_TO BE DONE_
Lay out everything from the line containing "top-count-label: 4 bbox=[519, 655, 532, 681]" down to the line containing "top-count-label: 4 bbox=[105, 655, 118, 681]" as a numbered list, including both endpoints and omitting any blank lines.

_RECORD SET_
** Begin **
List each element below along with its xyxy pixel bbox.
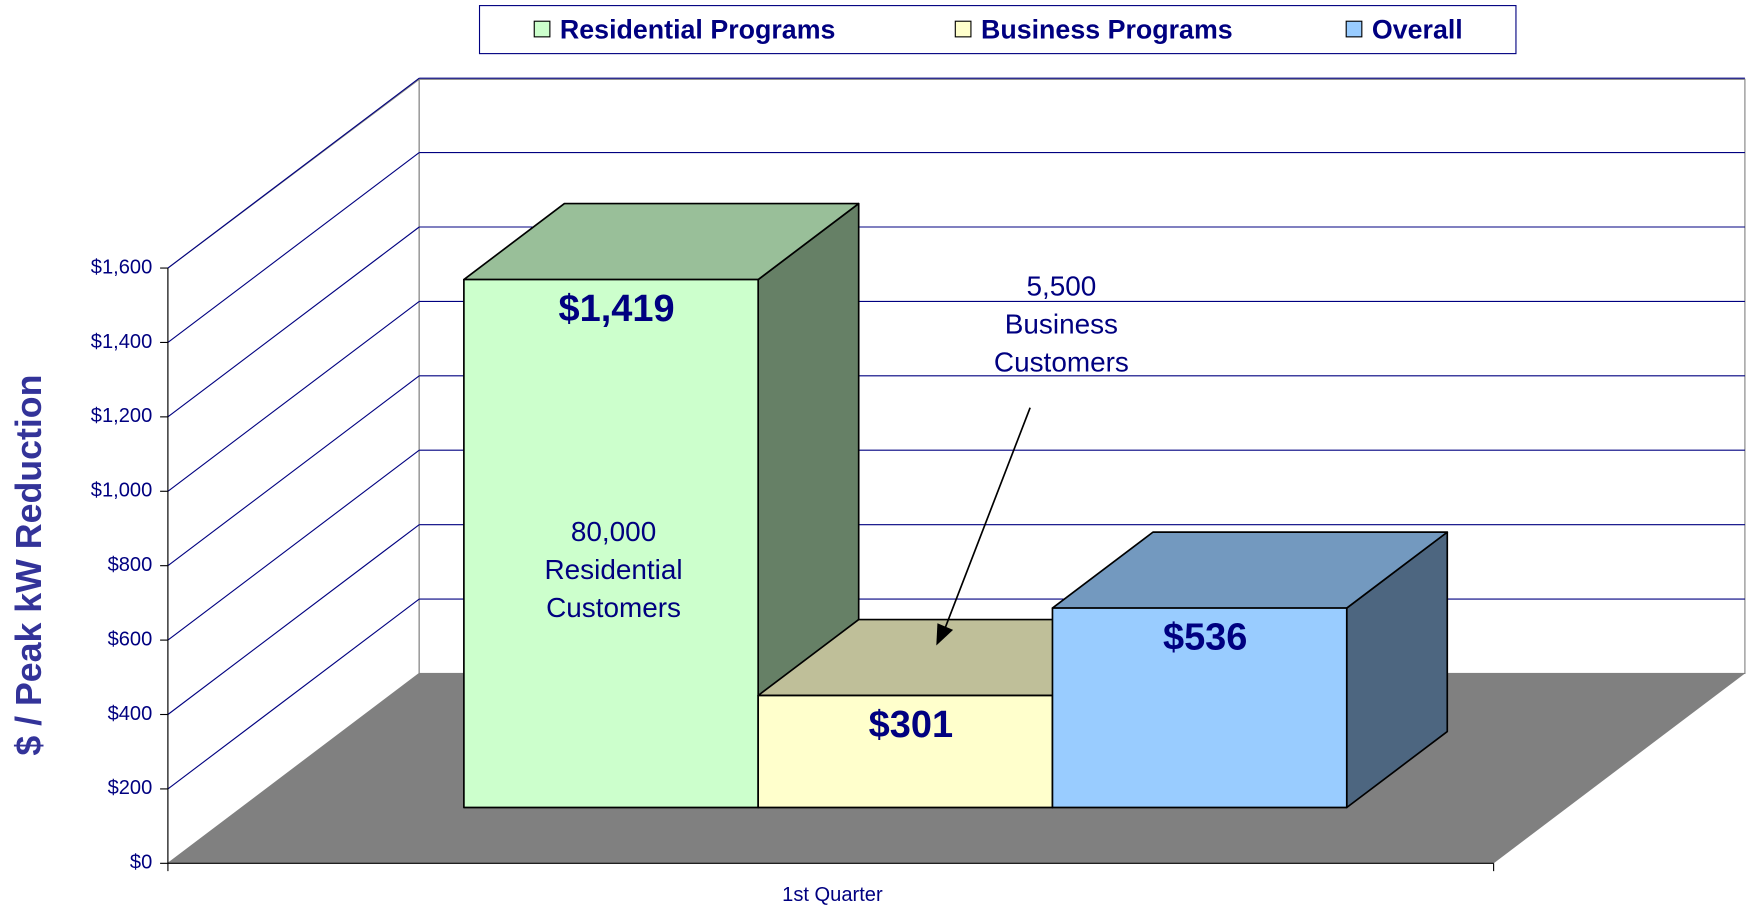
arrow-head [936,623,954,646]
y-tick-label: $0 [130,852,152,874]
annotation: 80,000 [571,516,656,547]
legend-swatch [954,20,972,38]
y-tick-label: $800 [108,554,153,576]
y-tick-label: $1,400 [91,331,152,353]
annotation: Customers [994,346,1129,377]
bar [463,278,760,809]
legend-label: Overall [1372,14,1463,44]
grid-line [167,449,420,641]
y-tick-label: $1,000 [91,480,152,502]
y-tick-label: $1,200 [91,405,152,427]
y-tick-label: $200 [108,777,153,799]
grid-line [167,524,420,715]
annotation-arrow [944,407,1031,628]
data-label: $301 [869,704,953,746]
y-tick-label: $1,600 [91,256,152,278]
bar [1051,607,1348,809]
annotation: Customers [546,592,681,623]
bar [757,694,1054,809]
grid-line [167,598,420,790]
data-label: $536 [1163,616,1247,658]
legend-label: Business Programs [981,14,1233,44]
grid-line [167,152,420,343]
grid-line [167,300,420,492]
annotation: Business [1005,308,1118,339]
grid-line [167,375,420,567]
grid-line [167,226,420,418]
x-tick-label: 1st Quarter [782,884,883,906]
annotation: 5,500 [1026,271,1096,302]
data-label: $1,419 [559,288,675,330]
y-tick-label: $400 [108,703,153,725]
annotation: Residential [545,554,683,585]
grid-line [167,77,420,269]
legend-swatch [533,20,551,38]
legend-swatch [1345,20,1363,38]
legend-label: Residential Programs [560,14,836,44]
y-tick-label: $600 [108,628,153,650]
y-axis-label: $ / Peak kW Reduction [9,375,49,756]
legend [478,5,1517,55]
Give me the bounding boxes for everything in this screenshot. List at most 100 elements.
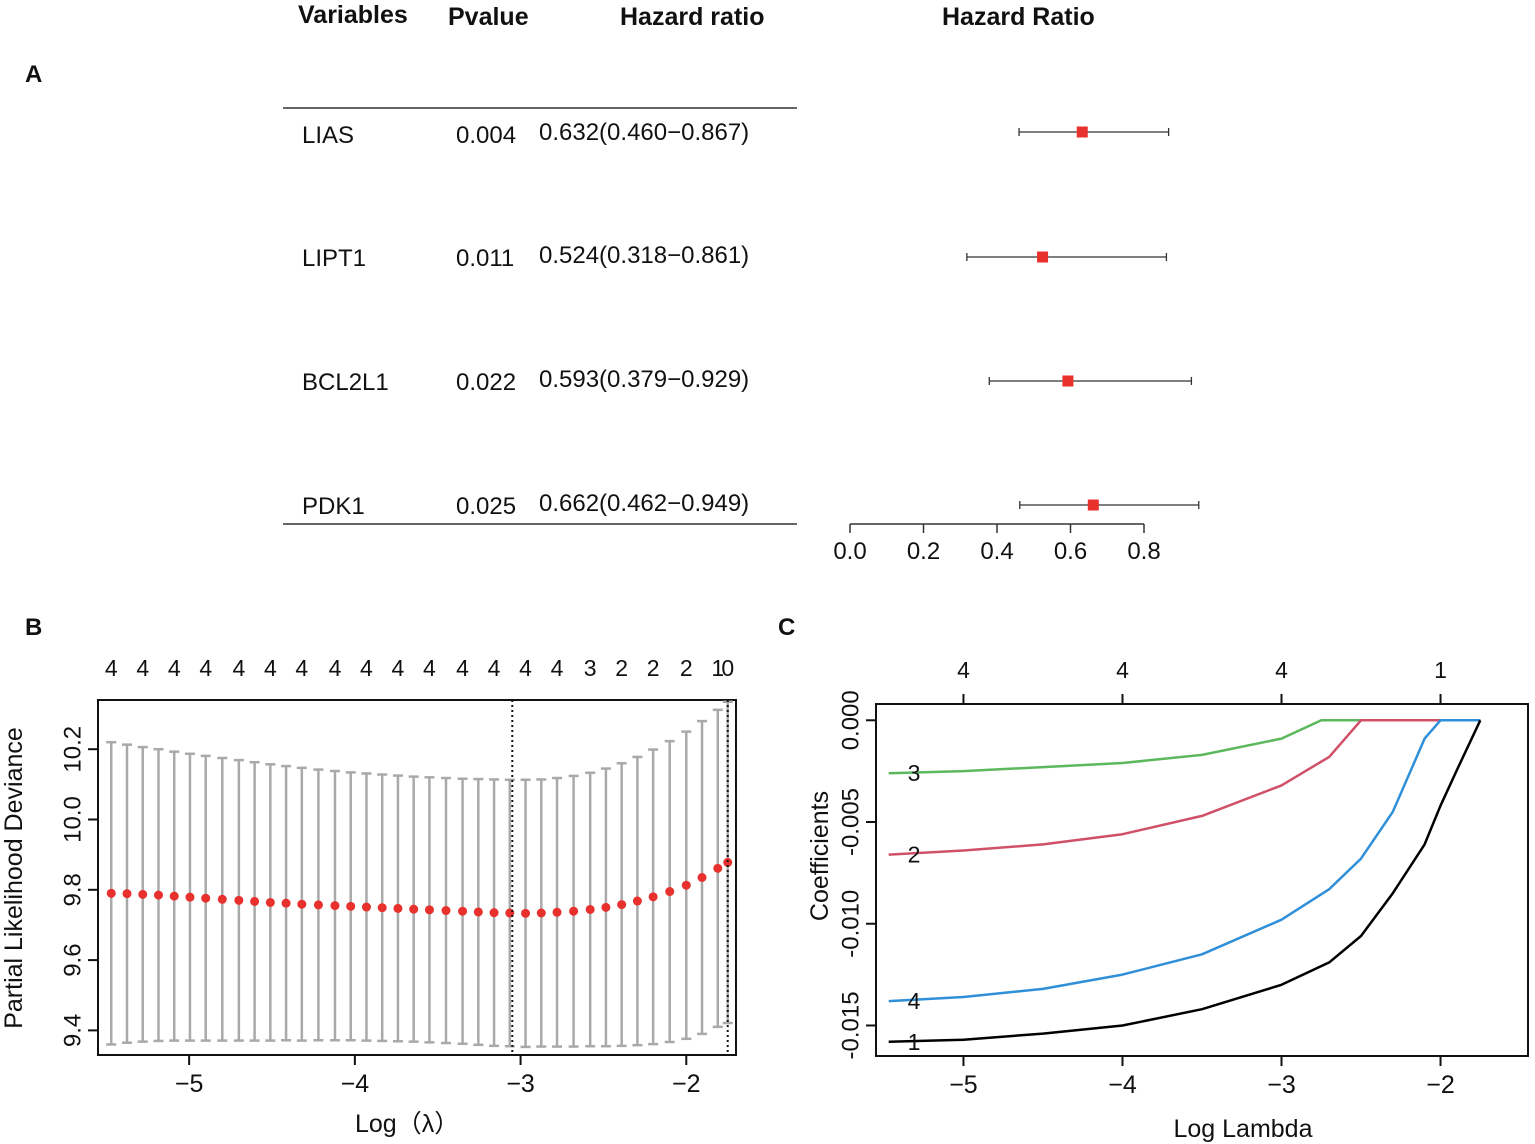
top-count-label: 4 bbox=[519, 655, 532, 681]
coef-path-label: 1 bbox=[908, 1029, 921, 1055]
forest-x-tick-label: 0.8 bbox=[1127, 538, 1160, 565]
top-count-label: 4 bbox=[1275, 657, 1288, 683]
y-axis-label: Partial Likelihood Deviance bbox=[0, 727, 28, 1029]
deviance-point bbox=[617, 900, 627, 910]
forest-row-1: LIAS 0.004 0.632(0.460−0.867) bbox=[302, 119, 749, 149]
top-count-label: 4 bbox=[105, 655, 118, 681]
col-header-hazard-ratio: Hazard ratio bbox=[620, 3, 764, 31]
top-count-label: 4 bbox=[360, 655, 373, 681]
coefficient-path-plot: Log Lambda Coefficients −5 −4 −3 −2 4 4 4 1 0.00… bbox=[806, 657, 1529, 1143]
row-variable: LIAS bbox=[302, 122, 354, 149]
x-axis-label: Log（λ） bbox=[355, 1110, 459, 1138]
y-tick-label: 10.0 bbox=[59, 796, 86, 843]
y-tick-label: 9.4 bbox=[59, 1014, 86, 1047]
panel-label-a: A bbox=[25, 61, 42, 88]
y-tick-label: -0.005 bbox=[837, 788, 864, 856]
top-count-label: 4 bbox=[232, 655, 245, 681]
coef-path-2 bbox=[888, 719, 1481, 856]
deviance-point bbox=[713, 863, 723, 873]
y-tick-label: -0.010 bbox=[837, 890, 864, 958]
row-hr-text: 0.632(0.460−0.867) bbox=[539, 119, 749, 146]
deviance-point bbox=[632, 896, 642, 906]
top-count-label: 4 bbox=[136, 655, 149, 681]
y-tick-label: 9.6 bbox=[59, 943, 86, 976]
x-tick-label: −2 bbox=[1426, 1071, 1455, 1099]
forest-plot-title: Hazard Ratio bbox=[942, 3, 1095, 31]
coef-path-label: 4 bbox=[908, 988, 921, 1014]
deviance-point bbox=[297, 899, 307, 909]
deviance-point bbox=[601, 902, 611, 912]
y-axis-label: Coefficients bbox=[806, 791, 834, 921]
top-count-label: 2 bbox=[680, 655, 693, 681]
deviance-point bbox=[585, 904, 595, 914]
panel-label-b: B bbox=[25, 614, 42, 641]
forest-plot: 0.0 0.2 0.4 0.6 0.8 bbox=[833, 126, 1200, 565]
coef-path-label: 2 bbox=[908, 842, 921, 868]
top-count-label: 4 bbox=[456, 655, 469, 681]
top-count-label: 4 bbox=[199, 655, 212, 681]
x-tick-label: −5 bbox=[175, 1070, 204, 1098]
deviance-point bbox=[569, 906, 579, 916]
row-variable: BCL2L1 bbox=[302, 369, 389, 396]
top-count-label: 4 bbox=[392, 655, 405, 681]
plot-frame bbox=[97, 699, 737, 1056]
deviance-point bbox=[169, 891, 179, 901]
row-pvalue: 0.004 bbox=[456, 122, 516, 149]
deviance-point bbox=[122, 889, 132, 899]
top-count-label: 4 bbox=[1116, 657, 1129, 683]
deviance-point bbox=[441, 906, 451, 916]
y-tick-label: -0.015 bbox=[837, 991, 864, 1059]
top-count-label: 4 bbox=[329, 655, 342, 681]
x-tick-label: −2 bbox=[672, 1070, 701, 1098]
deviance-point bbox=[265, 897, 275, 907]
row-variable: LIPT1 bbox=[302, 245, 366, 272]
x-tick-label: −4 bbox=[1108, 1071, 1137, 1099]
row-hr-text: 0.524(0.318−0.861) bbox=[539, 242, 749, 269]
top-count-label: 4 bbox=[168, 655, 181, 681]
deviance-point bbox=[489, 908, 499, 918]
deviance-point bbox=[281, 898, 291, 908]
hr-point bbox=[1087, 499, 1099, 511]
col-header-variables: Variables bbox=[298, 1, 408, 29]
top-count-label: 2 bbox=[615, 655, 628, 681]
forest-row-4: PDK1 0.025 0.662(0.462−0.949) bbox=[302, 490, 749, 520]
deviance-point bbox=[361, 902, 371, 912]
deviance-point bbox=[153, 890, 163, 900]
top-count-label: 0 bbox=[721, 655, 734, 681]
cv-deviance-plot: Log（λ） Partial Likelihood Deviance −5 −4 −… bbox=[0, 655, 737, 1138]
deviance-point bbox=[346, 901, 356, 911]
x-tick-label: −4 bbox=[341, 1070, 370, 1098]
deviance-point bbox=[106, 888, 116, 898]
deviance-point bbox=[552, 907, 562, 917]
top-count-label: 4 bbox=[264, 655, 277, 681]
deviance-point bbox=[473, 907, 483, 917]
deviance-point bbox=[393, 903, 403, 913]
forest-row-2: LIPT1 0.011 0.524(0.318−0.861) bbox=[302, 242, 749, 272]
coef-path-label: 3 bbox=[908, 760, 921, 786]
deviance-point bbox=[250, 896, 260, 906]
x-axis-label: Log Lambda bbox=[1173, 1115, 1312, 1143]
y-tick-label: 0.000 bbox=[837, 690, 864, 750]
deviance-point bbox=[330, 901, 340, 911]
deviance-point bbox=[409, 904, 419, 914]
top-count-label: 3 bbox=[584, 655, 597, 681]
deviance-point bbox=[185, 892, 195, 902]
coef-path-4 bbox=[888, 719, 1481, 1003]
deviance-point bbox=[521, 908, 531, 918]
deviance-point bbox=[424, 905, 434, 915]
row-hr-text: 0.593(0.379−0.929) bbox=[539, 366, 749, 393]
deviance-point bbox=[201, 893, 211, 903]
deviance-point bbox=[377, 903, 387, 913]
top-count-label: 4 bbox=[488, 655, 501, 681]
coef-path-1 bbox=[888, 719, 1482, 1044]
deviance-point bbox=[648, 892, 658, 902]
hr-point bbox=[1037, 251, 1049, 263]
forest-x-tick-label: 0.4 bbox=[980, 538, 1013, 565]
top-count-label: 4 bbox=[295, 655, 308, 681]
hr-point bbox=[1062, 375, 1074, 387]
y-tick-label: 9.8 bbox=[59, 873, 86, 906]
panel-label-c: C bbox=[778, 614, 795, 641]
forest-row-3: BCL2L1 0.022 0.593(0.379−0.929) bbox=[302, 366, 749, 396]
deviance-point bbox=[138, 889, 148, 899]
row-pvalue: 0.022 bbox=[456, 369, 516, 396]
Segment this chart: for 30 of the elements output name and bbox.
** End **
_FINISHED ANSWER_
1. top-count-label: 4 bbox=[519, 655, 532, 681]
2. coef-path-label: 1 bbox=[908, 1029, 921, 1055]
3. forest-x-tick-label: 0.8 bbox=[1127, 538, 1160, 565]
4. top-count-label: 4 bbox=[1275, 657, 1288, 683]
5. y-axis-label: Partial Likelihood Deviance bbox=[0, 727, 28, 1029]
6. deviance-point bbox=[617, 900, 627, 910]
7. forest-row-1: LIAS 0.004 0.632(0.460−0.867) bbox=[302, 119, 749, 149]
8. top-count-label: 4 bbox=[105, 655, 118, 681]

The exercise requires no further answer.